### Set problem
Your task is to restate the data word for word.

### Source data
--- BEGIN ---
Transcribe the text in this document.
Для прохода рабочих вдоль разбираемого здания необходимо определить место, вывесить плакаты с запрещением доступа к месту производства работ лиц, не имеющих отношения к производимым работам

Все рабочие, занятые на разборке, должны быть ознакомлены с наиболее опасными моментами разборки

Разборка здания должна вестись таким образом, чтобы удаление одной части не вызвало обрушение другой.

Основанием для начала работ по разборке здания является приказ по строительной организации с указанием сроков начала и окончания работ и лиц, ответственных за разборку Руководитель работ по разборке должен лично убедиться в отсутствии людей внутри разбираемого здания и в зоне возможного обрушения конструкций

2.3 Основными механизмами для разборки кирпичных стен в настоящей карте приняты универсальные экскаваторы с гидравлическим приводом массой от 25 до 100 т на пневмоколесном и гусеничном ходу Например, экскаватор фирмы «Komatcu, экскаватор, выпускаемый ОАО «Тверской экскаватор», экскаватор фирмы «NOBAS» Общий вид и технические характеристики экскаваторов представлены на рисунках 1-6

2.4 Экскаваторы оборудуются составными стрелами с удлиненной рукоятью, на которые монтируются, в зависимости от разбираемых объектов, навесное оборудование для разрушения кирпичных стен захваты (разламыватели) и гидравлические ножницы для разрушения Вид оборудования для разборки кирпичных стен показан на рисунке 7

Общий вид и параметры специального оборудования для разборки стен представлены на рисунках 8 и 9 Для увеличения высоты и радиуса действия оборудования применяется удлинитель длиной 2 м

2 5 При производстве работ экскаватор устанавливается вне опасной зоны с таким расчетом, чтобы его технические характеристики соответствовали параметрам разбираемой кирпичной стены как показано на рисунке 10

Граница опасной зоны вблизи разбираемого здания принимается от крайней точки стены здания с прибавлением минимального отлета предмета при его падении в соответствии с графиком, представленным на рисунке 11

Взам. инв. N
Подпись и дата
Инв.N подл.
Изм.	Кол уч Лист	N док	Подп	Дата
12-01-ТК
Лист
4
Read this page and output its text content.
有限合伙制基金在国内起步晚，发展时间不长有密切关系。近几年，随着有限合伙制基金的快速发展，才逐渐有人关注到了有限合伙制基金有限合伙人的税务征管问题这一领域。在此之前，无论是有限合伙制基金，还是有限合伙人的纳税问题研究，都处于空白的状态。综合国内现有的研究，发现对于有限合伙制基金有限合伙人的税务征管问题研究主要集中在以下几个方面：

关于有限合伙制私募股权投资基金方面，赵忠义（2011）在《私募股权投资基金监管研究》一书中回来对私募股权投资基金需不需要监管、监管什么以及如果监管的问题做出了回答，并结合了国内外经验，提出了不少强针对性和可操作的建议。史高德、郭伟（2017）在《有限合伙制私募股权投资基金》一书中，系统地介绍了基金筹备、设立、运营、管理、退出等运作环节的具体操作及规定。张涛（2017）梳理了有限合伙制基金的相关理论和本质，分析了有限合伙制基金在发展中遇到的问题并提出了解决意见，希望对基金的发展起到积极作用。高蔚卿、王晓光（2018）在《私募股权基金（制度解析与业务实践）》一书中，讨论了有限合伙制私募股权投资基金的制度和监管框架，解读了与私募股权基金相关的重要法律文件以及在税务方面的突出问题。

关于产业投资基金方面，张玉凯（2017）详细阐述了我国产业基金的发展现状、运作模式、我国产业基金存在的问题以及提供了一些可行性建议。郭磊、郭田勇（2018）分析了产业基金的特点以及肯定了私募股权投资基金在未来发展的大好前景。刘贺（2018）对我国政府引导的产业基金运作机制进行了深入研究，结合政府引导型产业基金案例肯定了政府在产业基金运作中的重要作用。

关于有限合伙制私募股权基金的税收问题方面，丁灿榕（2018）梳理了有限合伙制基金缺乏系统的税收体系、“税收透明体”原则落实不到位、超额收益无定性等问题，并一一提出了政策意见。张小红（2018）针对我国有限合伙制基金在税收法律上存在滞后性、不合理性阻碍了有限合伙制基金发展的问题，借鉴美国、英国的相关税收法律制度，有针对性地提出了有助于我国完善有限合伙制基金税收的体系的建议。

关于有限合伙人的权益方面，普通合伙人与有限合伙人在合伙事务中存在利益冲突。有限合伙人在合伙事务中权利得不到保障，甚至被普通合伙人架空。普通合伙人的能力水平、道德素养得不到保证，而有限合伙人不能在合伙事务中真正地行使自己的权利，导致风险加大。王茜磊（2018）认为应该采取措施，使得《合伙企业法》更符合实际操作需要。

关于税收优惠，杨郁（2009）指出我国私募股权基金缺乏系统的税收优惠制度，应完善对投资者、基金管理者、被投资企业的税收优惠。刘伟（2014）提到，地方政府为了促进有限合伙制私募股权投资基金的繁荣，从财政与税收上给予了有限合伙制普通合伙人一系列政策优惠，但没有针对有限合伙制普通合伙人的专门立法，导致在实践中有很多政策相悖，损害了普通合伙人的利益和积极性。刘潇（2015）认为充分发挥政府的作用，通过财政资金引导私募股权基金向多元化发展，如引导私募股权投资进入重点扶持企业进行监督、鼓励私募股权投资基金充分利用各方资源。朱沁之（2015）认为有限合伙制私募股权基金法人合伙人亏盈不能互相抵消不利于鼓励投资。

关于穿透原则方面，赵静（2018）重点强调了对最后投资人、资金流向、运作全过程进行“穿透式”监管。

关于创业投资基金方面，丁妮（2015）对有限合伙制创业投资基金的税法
--- END ---
### Solution
Transcribe the text in this document.
Для прохода рабочих вдоль разбираемого здания необходимо определить место, вывесить плакаты с запрещением доступа к месту производства работ лиц, не имеющих отношения к производимым работам

Все рабочие, занятые на разборке, должны быть ознакомлены с наиболее опасными моментами разборки

Разборка здания должна вестись таким образом, чтобы удаление одной части не вызвало обрушение другой.

Основанием для начала работ по разборке здания является приказ по строительной организации с указанием сроков начала и окончания работ и лиц, ответственных за разборку Руководитель работ по разборке должен лично убедиться в отсутствии людей внутри разбираемого здания и в зоне возможного обрушения конструкций

2.3 Основными механизмами для разборки кирпичных стен в настоящей карте приняты универсальные экскаваторы с гидравлическим приводом массой от 25 до 100 т на пневмоколесном и гусеничном ходу Например, экскаватор фирмы «Komatcu, экскаватор, выпускаемый ОАО «Тверской экскаватор», экскаватор фирмы «NOBAS» Общий вид и технические характеристики экскаваторов представлены на рисунках 1-6

2.4 Экскаваторы оборудуются составными стрелами с удлиненной рукоятью, на которые монтируются, в зависимости от разбираемых объектов, навесное оборудование для разрушения кирпичных стен захваты (разламыватели) и гидравлические ножницы для разрушения Вид оборудования для разборки кирпичных стен показан на рисунке 7

Общий вид и параметры специального оборудования для разборки стен представлены на рисунках 8 и 9 Для увеличения высоты и радиуса действия оборудования применяется удлинитель длиной 2 м

2 5 При производстве работ экскаватор устанавливается вне опасной зоны с таким расчетом, чтобы его технические характеристики соответствовали параметрам разбираемой кирпичной стены как показано на рисунке 10

Граница опасной зоны вблизи разбираемого здания принимается от крайней точки стены здания с прибавлением минимального отлета предмета при его падении в соответствии с графиком, представленным на рисунке 11

Взам. инв. N
Подпись и дата
Инв.N подл.
Изм.	Кол уч Лист	N док	Подп	Дата
12-01-ТК
Лист
4
Read this page and output its text content.
有限合伙制基金在国内起步晚，发展时间不长有密切关系。近几年，随着有限合伙制基金的快速发展，才逐渐有人关注到了有限合伙制基金有限合伙人的税务征管问题这一领域。在此之前，无论是有限合伙制基金，还是有限合伙人的纳税问题研究，都处于空白的状态。综合国内现有的研究，发现对于有限合伙制基金有限合伙人的税务征管问题研究主要集中在以下几个方面：

关于有限合伙制私募股权投资基金方面，赵忠义（2011）在《私募股权投资基金监管研究》一书中回来对私募股权投资基金需不需要监管、监管什么以及如果监管的问题做出了回答，并结合了国内外经验，提出了不少强针对性和可操作的建议。史高德、郭伟（2017）在《有限合伙制私募股权投资基金》一书中，系统地介绍了基金筹备、设立、运营、管理、退出等运作环节的具体操作及规定。张涛（2017）梳理了有限合伙制基金的相关理论和本质，分析了有限合伙制基金在发展中遇到的问题并提出了解决意见，希望对基金的发展起到积极作用。高蔚卿、王晓光（2018）在《私募股权基金（制度解析与业务实践）》一书中，讨论了有限合伙制私募股权投资基金的制度和监管框架，解读了与私募股权基金相关的重要法律文件以及在税务方面的突出问题。

关于产业投资基金方面，张玉凯（2017）详细阐述了我国产业基金的发展现状、运作模式、我国产业基金存在的问题以及提供了一些可行性建议。郭磊、郭田勇（2018）分析了产业基金的特点以及肯定了私募股权投资基金在未来发展的大好前景。刘贺（2018）对我国政府引导的产业基金运作机制进行了深入研究，结合政府引导型产业基金案例肯定了政府在产业基金运作中的重要作用。

关于有限合伙制私募股权基金的税收问题方面，丁灿榕（2018）梳理了有限合伙制基金缺乏系统的税收体系、“税收透明体”原则落实不到位、超额收益无定性等问题，并一一提出了政策意见。张小红（2018）针对我国有限合伙制基金在税收法律上存在滞后性、不合理性阻碍了有限合伙制基金发展的问题，借鉴美国、英国的相关税收法律制度，有针对性地提出了有助于我国完善有限合伙制基金税收的体系的建议。

关于有限合伙人的权益方面，普通合伙人与有限合伙人在合伙事务中存在利益冲突。有限合伙人在合伙事务中权利得不到保障，甚至被普通合伙人架空。普通合伙人的能力水平、道德素养得不到保证，而有限合伙人不能在合伙事务中真正地行使自己的权利，导致风险加大。王茜磊（2018）认为应该采取措施，使得《合伙企业法》更符合实际操作需要。

关于税收优惠，杨郁（2009）指出我国私募股权基金缺乏系统的税收优惠制度，应完善对投资者、基金管理者、被投资企业的税收优惠。刘伟（2014）提到，地方政府为了促进有限合伙制私募股权投资基金的繁荣，从财政与税收上给予了有限合伙制普通合伙人一系列政策优惠，但没有针对有限合伙制普通合伙人的专门立法，导致在实践中有很多政策相悖，损害了普通合伙人的利益和积极性。刘潇（2015）认为充分发挥政府的作用，通过财政资金引导私募股权基金向多元化发展，如引导私募股权投资进入重点扶持企业进行监督、鼓励私募股权投资基金充分利用各方资源。朱沁之（2015）认为有限合伙制私募股权基金法人合伙人亏盈不能互相抵消不利于鼓励投资。

关于穿透原则方面，赵静（2018）重点强调了对最后投资人、资金流向、运作全过程进行“穿透式”监管。

关于创业投资基金方面，丁妮（2015）对有限合伙制创业投资基金的税法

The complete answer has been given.